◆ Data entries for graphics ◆
+--
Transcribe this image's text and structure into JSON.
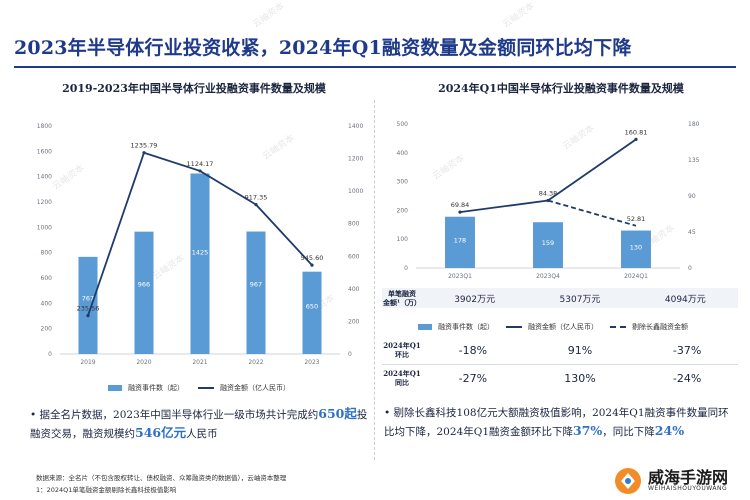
{
  "page": {
    "title": "2023年半导体行业投资收紧，2024年Q1融资数量及金额同环比均下降"
  },
  "left_panel": {
    "title": "2019-2023年中国半导体行业投融资事件数量及规模",
    "legend": {
      "bar": "融资事件数（起）",
      "line": "融资金额（亿人民币）"
    },
    "bullet": {
      "prefix": "据全名片数据，2023年中国半导体行业一级市场共计完成约",
      "hl1": "650起",
      "mid": "投融资交易，融资规模约",
      "hl2": "546亿元",
      "suffix": "人民币"
    }
  },
  "right_panel": {
    "title": "2024年Q1中国半导体行业投融资事件数量及规模",
    "legend": {
      "bar": "融资事件数（起）",
      "line": "融资金额（亿人民币）",
      "dash": "剔除长鑫融资金额"
    },
    "table": {
      "avg_head_1": "单笔融资",
      "avg_head_2": "金额¹（万）",
      "avg_values": [
        "3902万元",
        "5307万元",
        "4094万元"
      ],
      "yoy_head_1": "2024年Q1",
      "yoy_head_2": "环比",
      "yoy_values": [
        "-18%",
        "91%",
        "-37%"
      ],
      "qoq_head_1": "2024年Q1",
      "qoq_head_2": "同比",
      "qoq_values": [
        "-27%",
        "130%",
        "-24%"
      ]
    },
    "bullet": {
      "prefix": "剔除长鑫科技108亿元大额融资极值影响，2024年Q1融资事件数量同环比均下降，2024年Q1融资金额环比下降",
      "hl1": "37%",
      "mid": "，同比下降",
      "hl2": "24%"
    }
  },
  "footer": {
    "line1": "数据来源：全名片（不包含股权转让、债权融资、众筹融资类的数据值），云岫资本整理",
    "line2": "1：2024Q1单笔融资金额剔除长鑫科技极值影响"
  },
  "watermark": "云岫资本",
  "logo": {
    "cn": "威海手游网",
    "en": "WEIHAISHOUYOUWANG"
  },
  "colors": {
    "accent": "#1f3a8a",
    "bar": "#5b9bd5",
    "line": "#1f3a6b",
    "highlight": "#2e6fc7"
  },
  "chart_data": [
    {
      "type": "bar",
      "title": "2019-2023年中国半导体行业投融资事件数量及规模",
      "categories": [
        "2019",
        "2020",
        "2021",
        "2022",
        "2023"
      ],
      "series": [
        {
          "name": "融资事件数（起）",
          "kind": "bar",
          "axis": "left",
          "values": [
            767,
            966,
            1425,
            967,
            650
          ]
        },
        {
          "name": "融资金额（亿人民币）",
          "kind": "line",
          "axis": "right",
          "values": [
            235.56,
            1235.79,
            1124.17,
            917.35,
            545.6
          ]
        }
      ],
      "left_axis": {
        "min": 0,
        "max": 1800,
        "ticks": [
          0,
          200,
          400,
          600,
          800,
          1000,
          1200,
          1400,
          1600,
          1800
        ]
      },
      "right_axis": {
        "min": 0,
        "max": 1400,
        "ticks": [
          0,
          200,
          400,
          600,
          800,
          1000,
          1200,
          1400
        ]
      },
      "bar_labels": [
        "767",
        "966",
        "1425",
        "967",
        "650"
      ],
      "line_labels": [
        "235.56",
        "1235.79",
        "1124.17",
        "917.35",
        "545.60"
      ],
      "grid": false,
      "legend": "bottom"
    },
    {
      "type": "bar",
      "title": "2024年Q1中国半导体行业投融资事件数量及规模",
      "categories": [
        "2023Q1",
        "2023Q4",
        "2024Q1"
      ],
      "series": [
        {
          "name": "融资事件数（起）",
          "kind": "bar",
          "axis": "left",
          "values": [
            178,
            159,
            130
          ]
        },
        {
          "name": "融资金额（亿人民币）",
          "kind": "line",
          "axis": "right",
          "values": [
            69.84,
            84.38,
            160.81
          ]
        },
        {
          "name": "剔除长鑫融资金额",
          "kind": "dashed",
          "axis": "right",
          "values": [
            null,
            84.38,
            52.81
          ]
        }
      ],
      "left_axis": {
        "min": 0,
        "max": 500,
        "ticks": [
          0,
          100,
          200,
          300,
          400,
          500
        ]
      },
      "right_axis": {
        "min": 0,
        "max": 180,
        "ticks": [
          0,
          45,
          90,
          135,
          180
        ]
      },
      "bar_labels": [
        "178",
        "159",
        "130"
      ],
      "line_labels": [
        "69.84",
        "84.38",
        "160.81"
      ],
      "dashed_labels": [
        "",
        "",
        "52.81"
      ],
      "grid": false,
      "legend": "bottom"
    }
  ]
}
+--
Quote every record above exactly, leaving out the pictures.

Transcribe this image's text and structure into JSON.
{
  "page": {
    "title": "2023年半导体行业投资收紧，2024年Q1融资数量及金额同环比均下降"
  },
  "left_panel": {
    "title": "2019-2023年中国半导体行业投融资事件数量及规模",
    "legend": {
      "bar": "融资事件数（起）",
      "line": "融资金额（亿人民币）"
    },
    "bullet": {
      "prefix": "据全名片数据，2023年中国半导体行业一级市场共计完成约",
      "hl1": "650起",
      "mid": "投融资交易，融资规模约",
      "hl2": "546亿元",
      "suffix": "人民币"
    }
  },
  "right_panel": {
    "title": "2024年Q1中国半导体行业投融资事件数量及规模",
    "legend": {
      "bar": "融资事件数（起）",
      "line": "融资金额（亿人民币）",
      "dash": "剔除长鑫融资金额"
    },
    "table": {
      "avg_head_1": "单笔融资",
      "avg_head_2": "金额¹（万）",
      "avg_values": [
        "3902万元",
        "5307万元",
        "4094万元"
      ],
      "yoy_head_1": "2024年Q1",
      "yoy_head_2": "环比",
      "yoy_values": [
        "-18%",
        "91%",
        "-37%"
      ],
      "qoq_head_1": "2024年Q1",
      "qoq_head_2": "同比",
      "qoq_values": [
        "-27%",
        "130%",
        "-24%"
      ]
    },
    "bullet": {
      "prefix": "剔除长鑫科技108亿元大额融资极值影响，2024年Q1融资事件数量同环比均下降，2024年Q1融资金额环比下降",
      "hl1": "37%",
      "mid": "，同比下降",
      "hl2": "24%"
    }
  },
  "footer": {
    "line1": "数据来源：全名片（不包含股权转让、债权融资、众筹融资类的数据值），云岫资本整理",
    "line2": "1：2024Q1单笔融资金额剔除长鑫科技极值影响"
  },
  "watermark": "云岫资本",
  "logo": {
    "cn": "威海手游网",
    "en": "WEIHAISHOUYOUWANG"
  },
  "colors": {
    "accent": "#1f3a8a",
    "bar": "#5b9bd5",
    "line": "#1f3a6b",
    "highlight": "#2e6fc7"
  },
  "chart_data": [
    {
      "type": "bar",
      "title": "2019-2023年中国半导体行业投融资事件数量及规模",
      "categories": [
        "2019",
        "2020",
        "2021",
        "2022",
        "2023"
      ],
      "series": [
        {
          "name": "融资事件数（起）",
          "kind": "bar",
          "axis": "left",
          "values": [
            767,
            966,
            1425,
            967,
            650
          ]
        },
        {
          "name": "融资金额（亿人民币）",
          "kind": "line",
          "axis": "right",
          "values": [
            235.56,
            1235.79,
            1124.17,
            917.35,
            545.6
          ]
        }
      ],
      "left_axis": {
        "min": 0,
        "max": 1800,
        "ticks": [
          0,
          200,
          400,
          600,
          800,
          1000,
          1200,
          1400,
          1600,
          1800
        ]
      },
      "right_axis": {
        "min": 0,
        "max": 1400,
        "ticks": [
          0,
          200,
          400,
          600,
          800,
          1000,
          1200,
          1400
        ]
      },
      "bar_labels": [
        "767",
        "966",
        "1425",
        "967",
        "650"
      ],
      "line_labels": [
        "235.56",
        "1235.79",
        "1124.17",
        "917.35",
        "545.60"
      ],
      "grid": false,
      "legend": "bottom"
    },
    {
      "type": "bar",
      "title": "2024年Q1中国半导体行业投融资事件数量及规模",
      "categories": [
        "2023Q1",
        "2023Q4",
        "2024Q1"
      ],
      "series": [
        {
          "name": "融资事件数（起）",
          "kind": "bar",
          "axis": "left",
          "values": [
            178,
            159,
            130
          ]
        },
        {
          "name": "融资金额（亿人民币）",
          "kind": "line",
          "axis": "right",
          "values": [
            69.84,
            84.38,
            160.81
          ]
        },
        {
          "name": "剔除长鑫融资金额",
          "kind": "dashed",
          "axis": "right",
          "values": [
            null,
            84.38,
            52.81
          ]
        }
      ],
      "left_axis": {
        "min": 0,
        "max": 500,
        "ticks": [
          0,
          100,
          200,
          300,
          400,
          500
        ]
      },
      "right_axis": {
        "min": 0,
        "max": 180,
        "ticks": [
          0,
          45,
          90,
          135,
          180
        ]
      },
      "bar_labels": [
        "178",
        "159",
        "130"
      ],
      "line_labels": [
        "69.84",
        "84.38",
        "160.81"
      ],
      "dashed_labels": [
        "",
        "",
        "52.81"
      ],
      "grid": false,
      "legend": "bottom"
    }
  ]
}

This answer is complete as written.